[Records from a collection]
++++
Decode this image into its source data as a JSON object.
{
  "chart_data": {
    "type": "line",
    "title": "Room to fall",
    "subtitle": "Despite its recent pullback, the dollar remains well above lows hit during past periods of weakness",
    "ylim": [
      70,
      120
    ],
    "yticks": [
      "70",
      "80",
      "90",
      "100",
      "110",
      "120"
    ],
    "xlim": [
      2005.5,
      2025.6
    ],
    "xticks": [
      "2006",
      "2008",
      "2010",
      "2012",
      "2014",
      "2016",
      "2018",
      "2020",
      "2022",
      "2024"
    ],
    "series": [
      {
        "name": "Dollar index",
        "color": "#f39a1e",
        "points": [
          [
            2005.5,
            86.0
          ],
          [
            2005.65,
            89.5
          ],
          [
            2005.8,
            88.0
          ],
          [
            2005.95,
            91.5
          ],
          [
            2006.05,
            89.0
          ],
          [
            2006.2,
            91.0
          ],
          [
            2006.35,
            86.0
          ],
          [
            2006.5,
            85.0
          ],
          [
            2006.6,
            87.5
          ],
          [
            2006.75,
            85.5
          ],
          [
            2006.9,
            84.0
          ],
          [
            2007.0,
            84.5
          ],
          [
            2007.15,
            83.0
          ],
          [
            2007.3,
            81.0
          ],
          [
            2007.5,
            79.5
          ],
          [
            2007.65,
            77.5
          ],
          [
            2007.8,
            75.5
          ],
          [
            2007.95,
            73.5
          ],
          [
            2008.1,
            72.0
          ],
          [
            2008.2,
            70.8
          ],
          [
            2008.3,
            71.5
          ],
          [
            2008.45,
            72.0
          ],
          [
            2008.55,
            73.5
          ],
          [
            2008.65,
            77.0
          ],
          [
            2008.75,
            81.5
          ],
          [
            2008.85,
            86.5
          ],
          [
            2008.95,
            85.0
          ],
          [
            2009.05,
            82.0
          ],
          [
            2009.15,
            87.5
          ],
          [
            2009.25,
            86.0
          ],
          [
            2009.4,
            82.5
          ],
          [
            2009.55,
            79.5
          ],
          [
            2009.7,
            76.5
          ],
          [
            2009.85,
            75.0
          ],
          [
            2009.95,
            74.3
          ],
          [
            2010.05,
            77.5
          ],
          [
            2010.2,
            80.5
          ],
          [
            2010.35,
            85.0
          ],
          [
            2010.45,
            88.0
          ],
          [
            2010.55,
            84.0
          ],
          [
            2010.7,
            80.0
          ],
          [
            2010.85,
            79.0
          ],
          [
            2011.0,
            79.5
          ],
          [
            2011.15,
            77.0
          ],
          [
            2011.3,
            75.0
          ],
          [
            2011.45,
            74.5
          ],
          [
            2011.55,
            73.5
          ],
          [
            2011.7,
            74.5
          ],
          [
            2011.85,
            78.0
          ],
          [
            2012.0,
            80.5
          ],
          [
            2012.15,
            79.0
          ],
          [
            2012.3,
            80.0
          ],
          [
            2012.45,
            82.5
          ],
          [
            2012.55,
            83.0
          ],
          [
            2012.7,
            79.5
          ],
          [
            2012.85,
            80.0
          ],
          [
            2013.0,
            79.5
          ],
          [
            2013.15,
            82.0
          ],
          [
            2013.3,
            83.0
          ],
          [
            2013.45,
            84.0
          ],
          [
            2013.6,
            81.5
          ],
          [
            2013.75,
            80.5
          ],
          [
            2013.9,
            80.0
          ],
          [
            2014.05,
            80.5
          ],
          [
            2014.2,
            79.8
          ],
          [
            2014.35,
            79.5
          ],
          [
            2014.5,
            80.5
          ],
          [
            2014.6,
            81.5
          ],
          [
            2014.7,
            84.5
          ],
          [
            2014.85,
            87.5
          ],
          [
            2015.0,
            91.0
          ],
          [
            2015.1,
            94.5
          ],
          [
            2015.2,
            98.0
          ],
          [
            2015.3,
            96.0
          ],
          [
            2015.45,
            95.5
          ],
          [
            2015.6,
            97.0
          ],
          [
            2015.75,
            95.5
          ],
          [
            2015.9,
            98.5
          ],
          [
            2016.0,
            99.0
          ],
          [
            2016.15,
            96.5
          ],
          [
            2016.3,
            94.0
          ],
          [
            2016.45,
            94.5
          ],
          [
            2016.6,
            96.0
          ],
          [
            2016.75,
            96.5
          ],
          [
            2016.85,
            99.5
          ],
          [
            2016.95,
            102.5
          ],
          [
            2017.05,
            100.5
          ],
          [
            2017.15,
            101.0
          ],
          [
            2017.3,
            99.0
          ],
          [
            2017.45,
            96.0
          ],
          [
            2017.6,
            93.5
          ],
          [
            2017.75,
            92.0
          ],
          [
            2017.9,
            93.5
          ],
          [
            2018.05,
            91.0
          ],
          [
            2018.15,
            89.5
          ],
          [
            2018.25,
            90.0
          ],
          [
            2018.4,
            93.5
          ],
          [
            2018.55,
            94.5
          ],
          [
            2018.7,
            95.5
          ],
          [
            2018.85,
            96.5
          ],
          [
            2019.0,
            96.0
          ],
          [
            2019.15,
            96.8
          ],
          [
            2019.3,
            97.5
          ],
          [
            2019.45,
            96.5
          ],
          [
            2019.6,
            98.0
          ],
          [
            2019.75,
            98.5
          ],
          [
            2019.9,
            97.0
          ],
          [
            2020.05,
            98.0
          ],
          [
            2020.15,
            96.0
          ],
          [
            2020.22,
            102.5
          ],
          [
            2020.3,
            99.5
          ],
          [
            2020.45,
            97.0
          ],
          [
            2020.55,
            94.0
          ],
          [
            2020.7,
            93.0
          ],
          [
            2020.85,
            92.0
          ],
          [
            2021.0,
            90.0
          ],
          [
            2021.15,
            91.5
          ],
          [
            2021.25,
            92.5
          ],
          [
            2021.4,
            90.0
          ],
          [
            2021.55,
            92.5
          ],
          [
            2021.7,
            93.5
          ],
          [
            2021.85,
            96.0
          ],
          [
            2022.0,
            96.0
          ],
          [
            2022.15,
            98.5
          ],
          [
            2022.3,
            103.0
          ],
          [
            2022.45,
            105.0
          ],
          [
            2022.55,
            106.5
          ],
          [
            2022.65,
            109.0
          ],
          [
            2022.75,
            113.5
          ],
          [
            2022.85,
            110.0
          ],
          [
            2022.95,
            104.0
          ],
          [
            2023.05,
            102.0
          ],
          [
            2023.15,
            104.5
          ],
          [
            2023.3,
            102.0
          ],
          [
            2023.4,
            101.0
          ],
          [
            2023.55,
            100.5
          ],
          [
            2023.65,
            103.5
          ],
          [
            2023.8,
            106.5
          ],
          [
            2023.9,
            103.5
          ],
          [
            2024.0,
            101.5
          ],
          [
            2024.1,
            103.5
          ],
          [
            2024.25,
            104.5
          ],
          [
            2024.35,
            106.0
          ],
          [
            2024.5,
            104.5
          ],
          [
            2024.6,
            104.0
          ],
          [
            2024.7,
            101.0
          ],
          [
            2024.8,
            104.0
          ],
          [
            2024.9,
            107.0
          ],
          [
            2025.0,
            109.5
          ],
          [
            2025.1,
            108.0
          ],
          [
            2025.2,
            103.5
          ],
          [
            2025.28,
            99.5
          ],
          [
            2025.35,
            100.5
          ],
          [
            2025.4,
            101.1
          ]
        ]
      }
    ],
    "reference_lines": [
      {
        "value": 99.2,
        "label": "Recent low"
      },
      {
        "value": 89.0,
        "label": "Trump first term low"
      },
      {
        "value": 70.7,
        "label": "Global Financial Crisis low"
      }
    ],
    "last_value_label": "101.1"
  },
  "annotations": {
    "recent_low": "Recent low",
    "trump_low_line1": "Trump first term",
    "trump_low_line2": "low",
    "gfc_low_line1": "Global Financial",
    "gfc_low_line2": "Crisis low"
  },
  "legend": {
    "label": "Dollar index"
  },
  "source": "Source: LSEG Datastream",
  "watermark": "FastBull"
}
++++
| STATED GOAL |
Which lines above contain the word "source"? Copy each of them.

| ANSWER |
Decode this image into its source data as a JSON object.
  "source": "Source: LSEG Datastream",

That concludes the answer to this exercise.